--- START OF Provided material ---
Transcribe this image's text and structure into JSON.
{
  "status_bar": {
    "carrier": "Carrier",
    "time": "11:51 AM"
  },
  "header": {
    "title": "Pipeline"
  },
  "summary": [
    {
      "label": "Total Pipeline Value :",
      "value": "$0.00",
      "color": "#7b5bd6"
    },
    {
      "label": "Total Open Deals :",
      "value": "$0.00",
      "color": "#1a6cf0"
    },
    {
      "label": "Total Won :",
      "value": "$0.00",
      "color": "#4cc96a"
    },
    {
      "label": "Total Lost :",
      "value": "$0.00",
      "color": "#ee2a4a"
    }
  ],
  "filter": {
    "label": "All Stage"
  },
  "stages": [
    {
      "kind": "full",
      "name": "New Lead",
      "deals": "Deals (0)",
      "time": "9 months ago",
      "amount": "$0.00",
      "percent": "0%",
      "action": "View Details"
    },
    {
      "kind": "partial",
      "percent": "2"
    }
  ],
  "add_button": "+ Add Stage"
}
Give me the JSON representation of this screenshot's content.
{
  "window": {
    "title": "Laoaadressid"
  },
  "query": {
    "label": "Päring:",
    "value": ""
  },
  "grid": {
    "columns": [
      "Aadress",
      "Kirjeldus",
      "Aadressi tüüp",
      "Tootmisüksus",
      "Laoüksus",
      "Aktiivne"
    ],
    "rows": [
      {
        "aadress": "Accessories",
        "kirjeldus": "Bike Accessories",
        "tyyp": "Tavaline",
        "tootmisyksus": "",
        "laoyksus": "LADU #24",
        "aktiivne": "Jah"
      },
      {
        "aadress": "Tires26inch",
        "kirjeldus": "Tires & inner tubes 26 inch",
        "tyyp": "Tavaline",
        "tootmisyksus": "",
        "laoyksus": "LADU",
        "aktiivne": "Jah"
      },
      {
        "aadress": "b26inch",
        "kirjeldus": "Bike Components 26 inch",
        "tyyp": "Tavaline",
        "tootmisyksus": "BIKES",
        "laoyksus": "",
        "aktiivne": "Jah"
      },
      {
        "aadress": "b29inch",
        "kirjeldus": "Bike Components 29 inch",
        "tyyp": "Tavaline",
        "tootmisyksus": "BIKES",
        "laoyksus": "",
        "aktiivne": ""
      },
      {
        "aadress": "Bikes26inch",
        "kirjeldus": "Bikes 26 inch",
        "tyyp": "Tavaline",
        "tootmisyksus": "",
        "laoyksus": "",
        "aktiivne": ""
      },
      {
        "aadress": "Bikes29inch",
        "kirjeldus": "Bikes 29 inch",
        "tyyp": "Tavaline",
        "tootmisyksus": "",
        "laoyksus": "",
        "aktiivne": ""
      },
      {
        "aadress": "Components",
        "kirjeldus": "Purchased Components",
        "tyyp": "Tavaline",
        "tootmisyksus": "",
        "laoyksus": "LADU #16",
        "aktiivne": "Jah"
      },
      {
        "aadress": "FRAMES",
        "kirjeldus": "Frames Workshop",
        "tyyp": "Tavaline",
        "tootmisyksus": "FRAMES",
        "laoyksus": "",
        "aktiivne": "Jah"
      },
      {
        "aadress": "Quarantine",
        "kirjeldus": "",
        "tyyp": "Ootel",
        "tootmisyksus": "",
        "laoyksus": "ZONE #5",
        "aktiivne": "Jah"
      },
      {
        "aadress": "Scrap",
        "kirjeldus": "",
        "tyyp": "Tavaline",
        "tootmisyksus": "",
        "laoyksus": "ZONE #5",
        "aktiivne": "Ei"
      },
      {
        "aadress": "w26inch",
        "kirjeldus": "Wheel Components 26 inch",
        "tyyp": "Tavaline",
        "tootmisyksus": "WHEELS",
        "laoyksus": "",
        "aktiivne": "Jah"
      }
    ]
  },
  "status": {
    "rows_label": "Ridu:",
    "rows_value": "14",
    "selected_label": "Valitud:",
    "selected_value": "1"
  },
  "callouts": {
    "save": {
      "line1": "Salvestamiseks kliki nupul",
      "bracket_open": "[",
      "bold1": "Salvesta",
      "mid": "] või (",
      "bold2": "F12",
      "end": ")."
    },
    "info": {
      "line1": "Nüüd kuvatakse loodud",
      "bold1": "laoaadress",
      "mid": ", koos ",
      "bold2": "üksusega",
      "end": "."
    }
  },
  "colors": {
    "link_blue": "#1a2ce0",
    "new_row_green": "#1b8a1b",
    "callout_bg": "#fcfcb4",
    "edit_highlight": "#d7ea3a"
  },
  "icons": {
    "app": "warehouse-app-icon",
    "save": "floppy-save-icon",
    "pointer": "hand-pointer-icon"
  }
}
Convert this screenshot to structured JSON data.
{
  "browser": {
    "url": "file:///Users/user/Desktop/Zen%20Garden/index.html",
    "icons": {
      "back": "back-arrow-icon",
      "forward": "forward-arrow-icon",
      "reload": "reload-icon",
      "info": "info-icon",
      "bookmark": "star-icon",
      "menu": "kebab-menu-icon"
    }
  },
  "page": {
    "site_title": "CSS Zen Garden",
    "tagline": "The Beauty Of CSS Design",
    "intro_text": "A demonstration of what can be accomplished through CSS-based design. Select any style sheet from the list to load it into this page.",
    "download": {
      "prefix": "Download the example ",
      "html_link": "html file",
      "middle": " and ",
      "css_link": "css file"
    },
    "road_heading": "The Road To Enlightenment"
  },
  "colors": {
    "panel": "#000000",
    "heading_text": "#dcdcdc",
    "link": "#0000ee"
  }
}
--- END OF Provided material ---
Return the listing above word for word.

■ Output for this exercise
Transcribe this image's text and structure into JSON.
{
  "status_bar": {
    "carrier": "Carrier",
    "time": "11:51 AM"
  },
  "header": {
    "title": "Pipeline"
  },
  "summary": [
    {
      "label": "Total Pipeline Value :",
      "value": "$0.00",
      "color": "#7b5bd6"
    },
    {
      "label": "Total Open Deals :",
      "value": "$0.00",
      "color": "#1a6cf0"
    },
    {
      "label": "Total Won :",
      "value": "$0.00",
      "color": "#4cc96a"
    },
    {
      "label": "Total Lost :",
      "value": "$0.00",
      "color": "#ee2a4a"
    }
  ],
  "filter": {
    "label": "All Stage"
  },
  "stages": [
    {
      "kind": "full",
      "name": "New Lead",
      "deals": "Deals (0)",
      "time": "9 months ago",
      "amount": "$0.00",
      "percent": "0%",
      "action": "View Details"
    },
    {
      "kind": "partial",
      "percent": "2"
    }
  ],
  "add_button": "+ Add Stage"
}
Give me the JSON representation of this screenshot's content.
{
  "window": {
    "title": "Laoaadressid"
  },
  "query": {
    "label": "Päring:",
    "value": ""
  },
  "grid": {
    "columns": [
      "Aadress",
      "Kirjeldus",
      "Aadressi tüüp",
      "Tootmisüksus",
      "Laoüksus",
      "Aktiivne"
    ],
    "rows": [
      {
        "aadress": "Accessories",
        "kirjeldus": "Bike Accessories",
        "tyyp": "Tavaline",
        "tootmisyksus": "",
        "laoyksus": "LADU #24",
        "aktiivne": "Jah"
      },
      {
        "aadress": "Tires26inch",
        "kirjeldus": "Tires & inner tubes 26 inch",
        "tyyp": "Tavaline",
        "tootmisyksus": "",
        "laoyksus": "LADU",
        "aktiivne": "Jah"
      },
      {
        "aadress": "b26inch",
        "kirjeldus": "Bike Components 26 inch",
        "tyyp": "Tavaline",
        "tootmisyksus": "BIKES",
        "laoyksus": "",
        "aktiivne": "Jah"
      },
      {
        "aadress": "b29inch",
        "kirjeldus": "Bike Components 29 inch",
        "tyyp": "Tavaline",
        "tootmisyksus": "BIKES",
        "laoyksus": "",
        "aktiivne": ""
      },
      {
        "aadress": "Bikes26inch",
        "kirjeldus": "Bikes 26 inch",
        "tyyp": "Tavaline",
        "tootmisyksus": "",
        "laoyksus": "",
        "aktiivne": ""
      },
      {
        "aadress": "Bikes29inch",
        "kirjeldus": "Bikes 29 inch",
        "tyyp": "Tavaline",
        "tootmisyksus": "",
        "laoyksus": "",
        "aktiivne": ""
      },
      {
        "aadress": "Components",
        "kirjeldus": "Purchased Components",
        "tyyp": "Tavaline",
        "tootmisyksus": "",
        "laoyksus": "LADU #16",
        "aktiivne": "Jah"
      },
      {
        "aadress": "FRAMES",
        "kirjeldus": "Frames Workshop",
        "tyyp": "Tavaline",
        "tootmisyksus": "FRAMES",
        "laoyksus": "",
        "aktiivne": "Jah"
      },
      {
        "aadress": "Quarantine",
        "kirjeldus": "",
        "tyyp": "Ootel",
        "tootmisyksus": "",
        "laoyksus": "ZONE #5",
        "aktiivne": "Jah"
      },
      {
        "aadress": "Scrap",
        "kirjeldus": "",
        "tyyp": "Tavaline",
        "tootmisyksus": "",
        "laoyksus": "ZONE #5",
        "aktiivne": "Ei"
      },
      {
        "aadress": "w26inch",
        "kirjeldus": "Wheel Components 26 inch",
        "tyyp": "Tavaline",
        "tootmisyksus": "WHEELS",
        "laoyksus": "",
        "aktiivne": "Jah"
      }
    ]
  },
  "status": {
    "rows_label": "Ridu:",
    "rows_value": "14",
    "selected_label": "Valitud:",
    "selected_value": "1"
  },
  "callouts": {
    "save": {
      "line1": "Salvestamiseks kliki nupul",
      "bracket_open": "[",
      "bold1": "Salvesta",
      "mid": "] või (",
      "bold2": "F12",
      "end": ")."
    },
    "info": {
      "line1": "Nüüd kuvatakse loodud",
      "bold1": "laoaadress",
      "mid": ", koos ",
      "bold2": "üksusega",
      "end": "."
    }
  },
  "colors": {
    "link_blue": "#1a2ce0",
    "new_row_green": "#1b8a1b",
    "callout_bg": "#fcfcb4",
    "edit_highlight": "#d7ea3a"
  },
  "icons": {
    "app": "warehouse-app-icon",
    "save": "floppy-save-icon",
    "pointer": "hand-pointer-icon"
  }
}
Convert this screenshot to structured JSON data.
{
  "browser": {
    "url": "file:///Users/user/Desktop/Zen%20Garden/index.html",
    "icons": {
      "back": "back-arrow-icon",
      "forward": "forward-arrow-icon",
      "reload": "reload-icon",
      "info": "info-icon",
      "bookmark": "star-icon",
      "menu": "kebab-menu-icon"
    }
  },
  "page": {
    "site_title": "CSS Zen Garden",
    "tagline": "The Beauty Of CSS Design",
    "intro_text": "A demonstration of what can be accomplished through CSS-based design. Select any style sheet from the list to load it into this page.",
    "download": {
      "prefix": "Download the example ",
      "html_link": "html file",
      "middle": " and ",
      "css_link": "css file"
    },
    "road_heading": "The Road To Enlightenment"
  },
  "colors": {
    "panel": "#000000",
    "heading_text": "#dcdcdc",
    "link": "#0000ee"
  }
}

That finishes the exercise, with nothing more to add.